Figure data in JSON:
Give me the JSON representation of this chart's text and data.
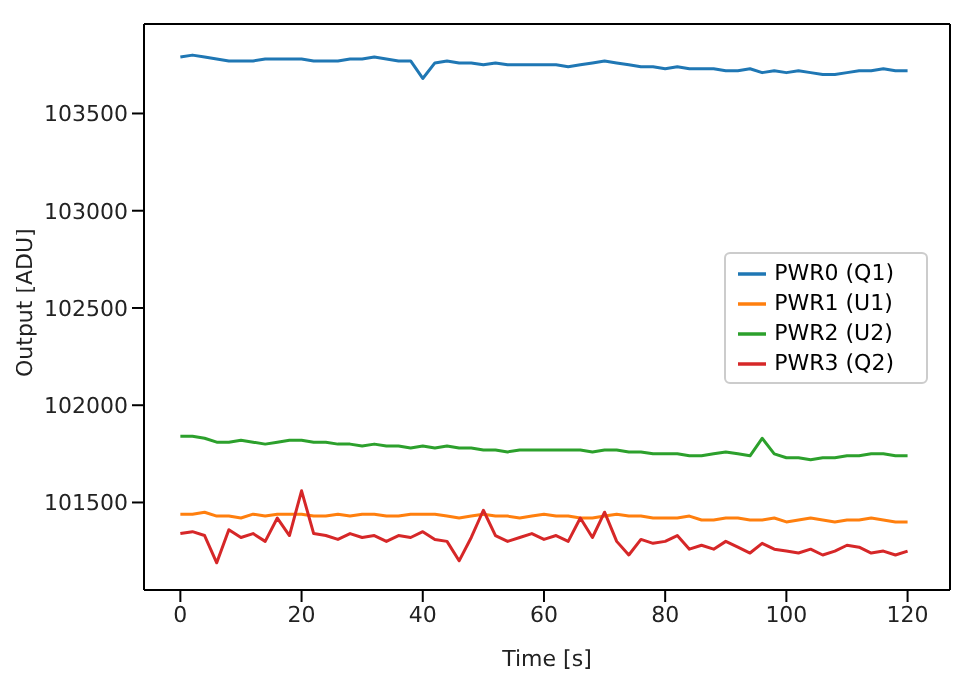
{
  "chart_data": {
    "type": "line",
    "xlabel": "Time [s]",
    "ylabel": "Output [ADU]",
    "x": [
      0,
      2,
      4,
      6,
      8,
      10,
      12,
      14,
      16,
      18,
      20,
      22,
      24,
      26,
      28,
      30,
      32,
      34,
      36,
      38,
      40,
      42,
      44,
      46,
      48,
      50,
      52,
      54,
      56,
      58,
      60,
      62,
      64,
      66,
      68,
      70,
      72,
      74,
      76,
      78,
      80,
      82,
      84,
      86,
      88,
      90,
      92,
      94,
      96,
      98,
      100,
      102,
      104,
      106,
      108,
      110,
      112,
      114,
      116,
      118,
      120
    ],
    "series": [
      {
        "name": "PWR0 (Q1)",
        "color": "#1f77b4",
        "values": [
          103790,
          103800,
          103790,
          103780,
          103770,
          103770,
          103770,
          103780,
          103780,
          103780,
          103780,
          103770,
          103770,
          103770,
          103780,
          103780,
          103790,
          103780,
          103770,
          103770,
          103680,
          103760,
          103770,
          103760,
          103760,
          103750,
          103760,
          103750,
          103750,
          103750,
          103750,
          103750,
          103740,
          103750,
          103760,
          103770,
          103760,
          103750,
          103740,
          103740,
          103730,
          103740,
          103730,
          103730,
          103730,
          103720,
          103720,
          103730,
          103710,
          103720,
          103710,
          103720,
          103710,
          103700,
          103700,
          103710,
          103720,
          103720,
          103730,
          103720,
          103720
        ]
      },
      {
        "name": "PWR1 (U1)",
        "color": "#ff7f0e",
        "values": [
          101440,
          101440,
          101450,
          101430,
          101430,
          101420,
          101440,
          101430,
          101440,
          101440,
          101440,
          101430,
          101430,
          101440,
          101430,
          101440,
          101440,
          101430,
          101430,
          101440,
          101440,
          101440,
          101430,
          101420,
          101430,
          101440,
          101430,
          101430,
          101420,
          101430,
          101440,
          101430,
          101430,
          101420,
          101420,
          101430,
          101440,
          101430,
          101430,
          101420,
          101420,
          101420,
          101430,
          101410,
          101410,
          101420,
          101420,
          101410,
          101410,
          101420,
          101400,
          101410,
          101420,
          101410,
          101400,
          101410,
          101410,
          101420,
          101410,
          101400,
          101400
        ]
      },
      {
        "name": "PWR2 (U2)",
        "color": "#2ca02c",
        "values": [
          101840,
          101840,
          101830,
          101810,
          101810,
          101820,
          101810,
          101800,
          101810,
          101820,
          101820,
          101810,
          101810,
          101800,
          101800,
          101790,
          101800,
          101790,
          101790,
          101780,
          101790,
          101780,
          101790,
          101780,
          101780,
          101770,
          101770,
          101760,
          101770,
          101770,
          101770,
          101770,
          101770,
          101770,
          101760,
          101770,
          101770,
          101760,
          101760,
          101750,
          101750,
          101750,
          101740,
          101740,
          101750,
          101760,
          101750,
          101740,
          101830,
          101750,
          101730,
          101730,
          101720,
          101730,
          101730,
          101740,
          101740,
          101750,
          101750,
          101740,
          101740
        ]
      },
      {
        "name": "PWR3 (Q2)",
        "color": "#d62728",
        "values": [
          101340,
          101350,
          101330,
          101190,
          101360,
          101320,
          101340,
          101300,
          101420,
          101330,
          101560,
          101340,
          101330,
          101310,
          101340,
          101320,
          101330,
          101300,
          101330,
          101320,
          101350,
          101310,
          101300,
          101200,
          101320,
          101460,
          101330,
          101300,
          101320,
          101340,
          101310,
          101330,
          101300,
          101420,
          101320,
          101450,
          101300,
          101230,
          101310,
          101290,
          101300,
          101330,
          101260,
          101280,
          101260,
          101300,
          101270,
          101240,
          101290,
          101260,
          101250,
          101240,
          101260,
          101230,
          101250,
          101280,
          101270,
          101240,
          101250,
          101230,
          101250
        ]
      }
    ],
    "xlim": [
      -6,
      127
    ],
    "ylim": [
      101050,
      103960
    ],
    "xticks": [
      0,
      20,
      40,
      60,
      80,
      100,
      120
    ],
    "yticks": [
      101500,
      102000,
      102500,
      103000,
      103500
    ],
    "grid": false,
    "legend": "right",
    "marker": "none",
    "line_style": "solid"
  }
}
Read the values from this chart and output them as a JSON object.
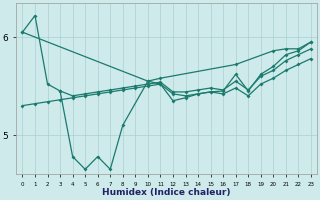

Your task:
Print out the material word for word, omitting the pictures.

Answer to this problem:
Give me the JSON representation of this chart's text and data.
{
  "chart_data": {
    "type": "line",
    "xlabel": "Time [s]",
    "ylabel": "Output [ADU]",
    "x": [
      0,
      2,
      4,
      6,
      8,
      10,
      12,
      14,
      16,
      18,
      20,
      22,
      24,
      26,
      28,
      30,
      32,
      34,
      36,
      38,
      40,
      42,
      44,
      46,
      48,
      50,
      52,
      54,
      56,
      58,
      60,
      62,
      64,
      66,
      68,
      70,
      72,
      74,
      76,
      78,
      80,
      82,
      84,
      86,
      88,
      90,
      92,
      94,
      96,
      98,
      100,
      102,
      104,
      106,
      108,
      110,
      112,
      114,
      116,
      118,
      120
    ],
    "series": [
      {
        "name": "PWR0 (Q1)",
        "color": "#1f77b4",
        "values": [
          103790,
          103800,
          103790,
          103780,
          103770,
          103770,
          103770,
          103780,
          103780,
          103780,
          103780,
          103770,
          103770,
          103770,
          103780,
          103780,
          103790,
          103780,
          103770,
          103770,
          103680,
          103760,
          103770,
          103760,
          103760,
          103750,
          103760,
          103750,
          103750,
          103750,
          103750,
          103750,
          103740,
          103750,
          103760,
          103770,
          103760,
          103750,
          103740,
          103740,
          103730,
          103740,
          103730,
          103730,
          103730,
          103720,
          103720,
          103730,
          103710,
          103720,
          103710,
          103720,
          103710,
          103700,
          103700,
          103710,
          103720,
          103720,
          103730,
          103720,
          103720
        ]
      },
      {
        "name": "PWR1 (U1)",
        "color": "#ff7f0e",
        "values": [
          101440,
          101440,
          101450,
          101430,
          101430,
          101420,
          101440,
          101430,
          101440,
          101440,
          101440,
          101430,
          101430,
          101440,
          101430,
          101440,
          101440,
          101430,
          101430,
          101440,
          101440,
          101440,
          101430,
          101420,
          101430,
          101440,
          101430,
          101430,
          101420,
          101430,
          101440,
          101430,
          101430,
          101420,
          101420,
          101430,
          101440,
          101430,
          101430,
          101420,
          101420,
          101420,
          101430,
          101410,
          101410,
          101420,
          101420,
          101410,
          101410,
          101420,
          101400,
          101410,
          101420,
          101410,
          101400,
          101410,
          101410,
          101420,
          101410,
          101400,
          101400
        ]
      },
      {
        "name": "PWR2 (U2)",
        "color": "#2ca02c",
        "values": [
          101840,
          101840,
          101830,
          101810,
          101810,
          101820,
          101810,
          101800,
          101810,
          101820,
          101820,
          101810,
          101810,
          101800,
          101800,
          101790,
          101800,
          101790,
          101790,
          101780,
          101790,
          101780,
          101790,
          101780,
          101780,
          101770,
          101770,
          101760,
          101770,
          101770,
          101770,
          101770,
          101770,
          101770,
          101760,
          101770,
          101770,
          101760,
          101760,
          101750,
          101750,
          101750,
          101740,
          101740,
          101750,
          101760,
          101750,
          101740,
          101830,
          101750,
          101730,
          101730,
          101720,
          101730,
          101730,
          101740,
          101740,
          101750,
          101750,
          101740,
          101740
        ]
      },
      {
        "name": "PWR3 (Q2)",
        "color": "#d62728",
        "values": [
          101340,
          101350,
          101330,
          101190,
          101360,
          101320,
          101340,
          101300,
          101420,
          101330,
          101560,
          101340,
          101330,
          101310,
          101340,
          101320,
          101330,
          101300,
          101330,
          101320,
          101350,
          101310,
          101300,
          101200,
          101320,
          101460,
          101330,
          101300,
          101320,
          101340,
          101310,
          101330,
          101300,
          101420,
          101320,
          101450,
          101300,
          101230,
          101310,
          101290,
          101300,
          101330,
          101260,
          101280,
          101260,
          101300,
          101270,
          101240,
          101290,
          101260,
          101250,
          101240,
          101260,
          101230,
          101250,
          101280,
          101270,
          101240,
          101250,
          101230,
          101250
        ]
      }
    ],
    "xlim": [
      -6,
      127
    ],
    "ylim": [
      101050,
      103960
    ],
    "xticks": [
      0,
      20,
      40,
      60,
      80,
      100,
      120
    ],
    "yticks": [
      101500,
      102000,
      102500,
      103000,
      103500
    ],
    "grid": false,
    "legend": "right",
    "marker": "none",
    "line_style": "solid"
  }
}
Read the values from this chart and output them as a JSON object.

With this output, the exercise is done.